#### JOB:
Transcribe the listing verbatim. Do not carry over any pictures.

#### DATA SUPPLIED:
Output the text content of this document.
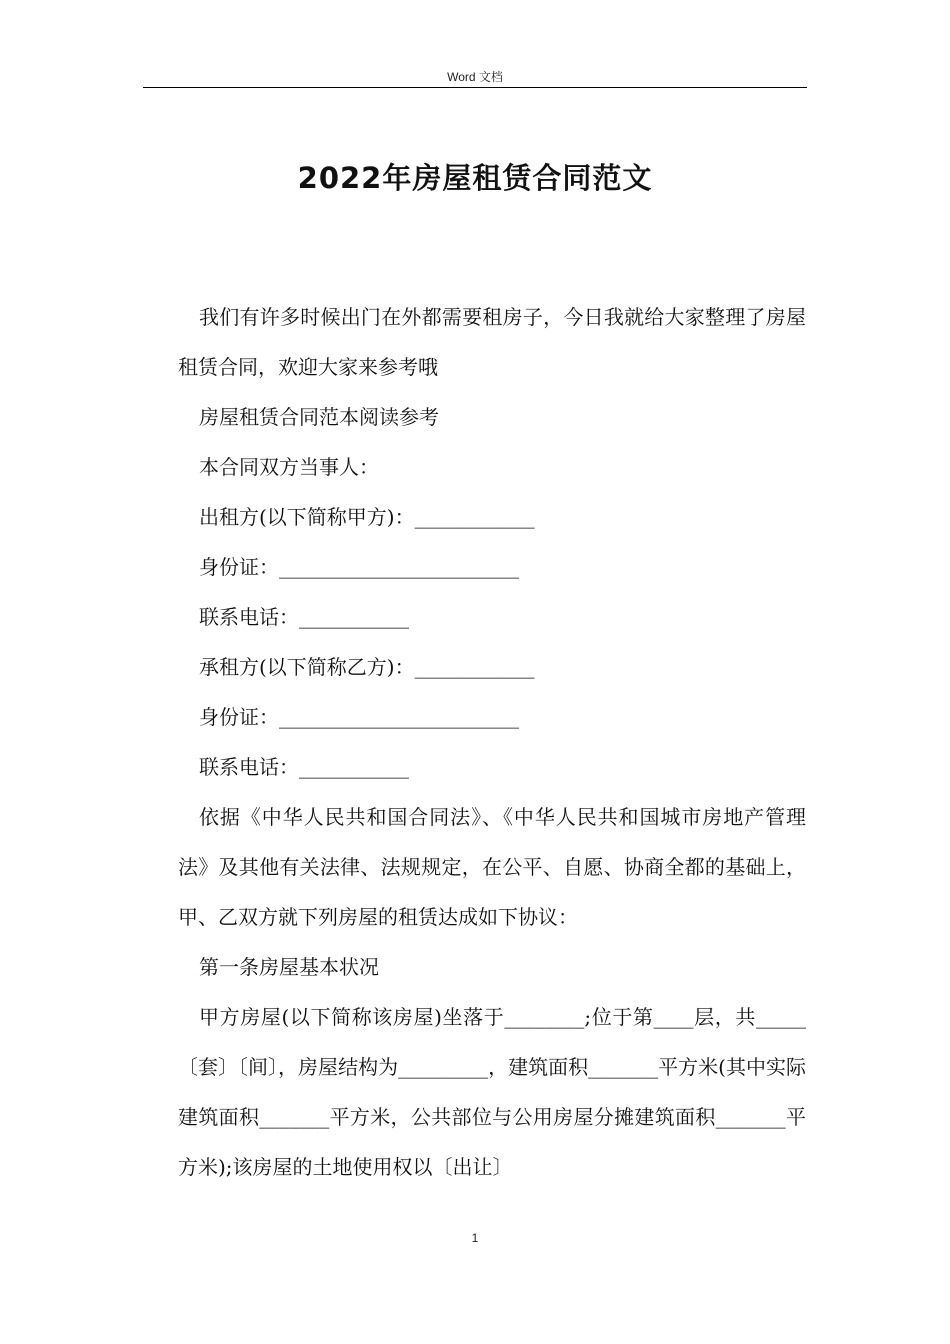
Word 文档
2022年房屋租赁合同范文

我们有许多时候出门在外都需要租房子，今日我就给大家整理了房屋租赁合同，欢迎大家来参考哦

房屋租赁合同范本阅读参考

本合同双方当事人：

出租方(以下简称甲方)：____________

身份证：________________________

联系电话：___________

承租方(以下简称乙方)：____________

身份证：________________________

联系电话：___________

依据《中华人民共和国合同法》、《中华人民共和国城市房地产管理法》及其他有关法律、法规规定，在公平、自愿、协商全都的基础上，甲、乙双方就下列房屋的租赁达成如下协议：

第一条房屋基本状况

甲方房屋(以下简称该房屋)坐落于________;位于第____层，共_____〔套〕〔间〕，房屋结构为_________，建筑面积_______平方米(其中实际建筑面积_______平方米，公共部位与公用房屋分摊建筑面积_______平方米);该房屋的土地使用权以〔出让〕

1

#### RESPONSE TO THE EXERCISE:
Output the text content of this document.
Word 文档
2022年房屋租赁合同范文

我们有许多时候出门在外都需要租房子，今日我就给大家整理了房屋租赁合同，欢迎大家来参考哦

房屋租赁合同范本阅读参考

本合同双方当事人：

出租方(以下简称甲方)：____________

身份证：________________________

联系电话：___________

承租方(以下简称乙方)：____________

身份证：________________________

联系电话：___________

依据《中华人民共和国合同法》、《中华人民共和国城市房地产管理法》及其他有关法律、法规规定，在公平、自愿、协商全都的基础上，甲、乙双方就下列房屋的租赁达成如下协议：

第一条房屋基本状况

甲方房屋(以下简称该房屋)坐落于________;位于第____层，共_____〔套〕〔间〕，房屋结构为_________，建筑面积_______平方米(其中实际建筑面积_______平方米，公共部位与公用房屋分摊建筑面积_______平方米);该房屋的土地使用权以〔出让〕

1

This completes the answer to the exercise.